*Requirement*
Below are the records; collect from them each line containing the string "FUTURES".

*Provided data*

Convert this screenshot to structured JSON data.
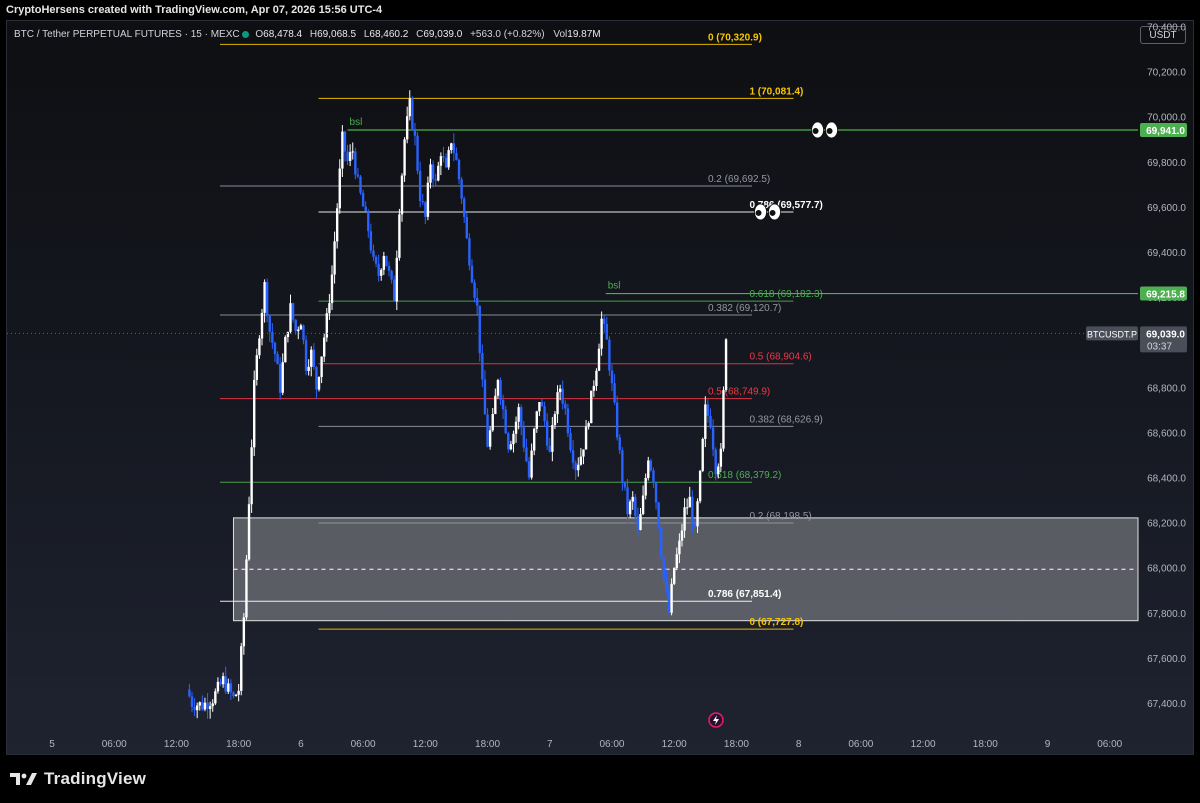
{
  "attribution": "CryptoHersens created with TradingView.com, Apr 07, 2026 15:56 UTC-4",
  "symbol_bar": {
    "symbol": "BTC / Tether PERPETUAL FUTURES · 15 · MEXC",
    "open_label": "O",
    "open": "68,478.4",
    "high_label": "H",
    "high": "69,068.5",
    "low_label": "L",
    "low": "68,460.2",
    "close_label": "C",
    "close": "69,039.0",
    "change": "+563.0 (+0.82%)",
    "vol_label": "Vol",
    "volume": "19.87M"
  },
  "currency": "USDT",
  "logo_text": "TradingView",
  "colors": {
    "candle_up": "#ffffff",
    "candle_down": "#2962ff",
    "fib_yellow": "#f7c600",
    "fib_green": "#4caf50",
    "fib_red": "#f23645",
    "fib_gray": "#9598a1",
    "price_tag_green": "#4caf50"
  },
  "chart_data": {
    "type": "candlestick",
    "title": "BTC / Tether PERPETUAL FUTURES · 15 · MEXC",
    "interval": "15m",
    "x_tick_labels": [
      "5",
      "06:00",
      "12:00",
      "18:00",
      "6",
      "06:00",
      "12:00",
      "18:00",
      "7",
      "06:00",
      "12:00",
      "18:00",
      "8",
      "06:00",
      "12:00",
      "18:00",
      "9",
      "06:00"
    ],
    "y_tick_labels": [
      "70,400.0",
      "70,200.0",
      "70,000.0",
      "69,800.0",
      "69,600.0",
      "69,400.0",
      "69,200.0",
      "69,000.0",
      "68,800.0",
      "68,600.0",
      "68,400.0",
      "68,200.0",
      "68,000.0",
      "67,800.0",
      "67,600.0",
      "67,400.0"
    ],
    "ylim": [
      67320,
      70480
    ],
    "xlim_hours": [
      0,
      102
    ],
    "current_price": {
      "symbol": "BTCUSDT.P",
      "price": "69,039.0",
      "countdown": "03:37",
      "value": 69039.0
    },
    "price_tags": [
      {
        "label": "69,941.0",
        "value": 69941.0
      },
      {
        "label": "69,215.8",
        "value": 69215.8
      }
    ],
    "horizontal_lines": [
      {
        "label": "bsl",
        "value": 69941.0,
        "color": "green",
        "from_hour": 28.5
      },
      {
        "label": "bsl",
        "value": 69215.8,
        "color": "green",
        "from_hour": 53.4
      }
    ],
    "fib_levels": [
      {
        "label": "0 (70,320.9)",
        "value": 70320.9,
        "color": "yellow",
        "x1": 16.2,
        "x2": 67.5
      },
      {
        "label": "1 (70,081.4)",
        "value": 70081.4,
        "color": "yellow",
        "x1": 25.7,
        "x2": 71.5
      },
      {
        "label": "0.2 (69,692.5)",
        "value": 69692.5,
        "color": "gray",
        "x1": 16.2,
        "x2": 67.5
      },
      {
        "label": "0.786 (69,577.7)",
        "value": 69577.7,
        "color": "white",
        "x1": 25.7,
        "x2": 71.5
      },
      {
        "label": "0.618 (69,182.3)",
        "value": 69182.3,
        "color": "green",
        "x1": 25.7,
        "x2": 71.5
      },
      {
        "label": "0.382 (69,120.7)",
        "value": 69120.7,
        "color": "gray",
        "x1": 16.2,
        "x2": 67.5
      },
      {
        "label": "0.5 (68,904.6)",
        "value": 68904.6,
        "color": "red",
        "x1": 25.7,
        "x2": 71.5
      },
      {
        "label": "0.5 (68,749.9)",
        "value": 68749.9,
        "color": "red",
        "x1": 16.2,
        "x2": 67.5
      },
      {
        "label": "0.382 (68,626.9)",
        "value": 68626.9,
        "color": "gray",
        "x1": 25.7,
        "x2": 71.5
      },
      {
        "label": "0.618 (68,379.2)",
        "value": 68379.2,
        "color": "green",
        "x1": 16.2,
        "x2": 67.5
      },
      {
        "label": "0.2 (68,198.5)",
        "value": 68198.5,
        "color": "gray",
        "x1": 25.7,
        "x2": 71.5
      },
      {
        "label": "0.786 (67,851.4)",
        "value": 67851.4,
        "color": "white",
        "x1": 16.2,
        "x2": 67.5
      },
      {
        "label": "0 (67,727.8)",
        "value": 67727.8,
        "color": "yellow",
        "x1": 25.7,
        "x2": 71.5
      }
    ],
    "zone": {
      "top": 68221,
      "bottom": 67765,
      "mid": 67993,
      "from_hour": 17.5
    },
    "emoji_markers": [
      {
        "glyph": "👀",
        "value": 69941.0,
        "hour": 74.5
      },
      {
        "glyph": "👀",
        "value": 69577.7,
        "hour": 69.0
      }
    ],
    "candles_close_path": [
      [
        13.0,
        67460
      ],
      [
        13.5,
        67400
      ],
      [
        14.5,
        67390
      ],
      [
        15.5,
        67420
      ],
      [
        16.5,
        67500
      ],
      [
        17.5,
        67420
      ],
      [
        18.0,
        67460
      ],
      [
        18.5,
        67780
      ],
      [
        19.0,
        68300
      ],
      [
        19.5,
        68800
      ],
      [
        20.0,
        69050
      ],
      [
        20.5,
        69250
      ],
      [
        21.0,
        69050
      ],
      [
        21.5,
        68950
      ],
      [
        22.0,
        68800
      ],
      [
        22.5,
        69000
      ],
      [
        23.0,
        69150
      ],
      [
        23.5,
        69050
      ],
      [
        24.0,
        69100
      ],
      [
        24.5,
        68900
      ],
      [
        25.0,
        68950
      ],
      [
        25.5,
        68800
      ],
      [
        26.0,
        68950
      ],
      [
        26.5,
        69100
      ],
      [
        27.0,
        69300
      ],
      [
        27.5,
        69600
      ],
      [
        28.0,
        69900
      ],
      [
        28.5,
        69800
      ],
      [
        29.0,
        69850
      ],
      [
        29.5,
        69700
      ],
      [
        30.0,
        69600
      ],
      [
        30.5,
        69500
      ],
      [
        31.0,
        69350
      ],
      [
        31.5,
        69300
      ],
      [
        32.0,
        69400
      ],
      [
        32.5,
        69300
      ],
      [
        33.0,
        69200
      ],
      [
        33.5,
        69600
      ],
      [
        34.0,
        69900
      ],
      [
        34.5,
        70050
      ],
      [
        35.0,
        69900
      ],
      [
        35.5,
        69650
      ],
      [
        36.0,
        69550
      ],
      [
        36.5,
        69800
      ],
      [
        37.0,
        69700
      ],
      [
        37.5,
        69850
      ],
      [
        38.0,
        69750
      ],
      [
        38.5,
        69900
      ],
      [
        39.0,
        69800
      ],
      [
        39.5,
        69650
      ],
      [
        40.0,
        69450
      ],
      [
        40.5,
        69300
      ],
      [
        41.0,
        69150
      ],
      [
        41.5,
        68800
      ],
      [
        42.0,
        68550
      ],
      [
        42.5,
        68650
      ],
      [
        43.0,
        68850
      ],
      [
        43.5,
        68700
      ],
      [
        44.0,
        68550
      ],
      [
        44.5,
        68600
      ],
      [
        45.0,
        68700
      ],
      [
        45.5,
        68550
      ],
      [
        46.0,
        68400
      ],
      [
        46.5,
        68600
      ],
      [
        47.0,
        68750
      ],
      [
        47.5,
        68650
      ],
      [
        48.0,
        68500
      ],
      [
        48.5,
        68700
      ],
      [
        49.0,
        68800
      ],
      [
        49.5,
        68700
      ],
      [
        50.0,
        68550
      ],
      [
        50.5,
        68450
      ],
      [
        51.0,
        68500
      ],
      [
        51.5,
        68600
      ],
      [
        52.0,
        68750
      ],
      [
        52.5,
        68900
      ],
      [
        53.0,
        69100
      ],
      [
        53.5,
        69000
      ],
      [
        54.0,
        68800
      ],
      [
        54.5,
        68600
      ],
      [
        55.0,
        68400
      ],
      [
        55.5,
        68250
      ],
      [
        56.0,
        68300
      ],
      [
        56.5,
        68150
      ],
      [
        57.0,
        68300
      ],
      [
        57.5,
        68500
      ],
      [
        58.0,
        68400
      ],
      [
        58.5,
        68200
      ],
      [
        59.0,
        67950
      ],
      [
        59.5,
        67800
      ],
      [
        60.0,
        68000
      ],
      [
        60.5,
        68100
      ],
      [
        61.0,
        68250
      ],
      [
        61.5,
        68300
      ],
      [
        62.0,
        68150
      ],
      [
        62.5,
        68400
      ],
      [
        63.0,
        68700
      ],
      [
        63.5,
        68650
      ],
      [
        64.0,
        68450
      ],
      [
        64.5,
        68500
      ],
      [
        65.0,
        69039
      ]
    ]
  }
}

*Exercise output*
    "symbol": "BTC / Tether PERPETUAL FUTURES · 15 · MEXC",
    "title": "BTC / Tether PERPETUAL FUTURES · 15 · MEXC",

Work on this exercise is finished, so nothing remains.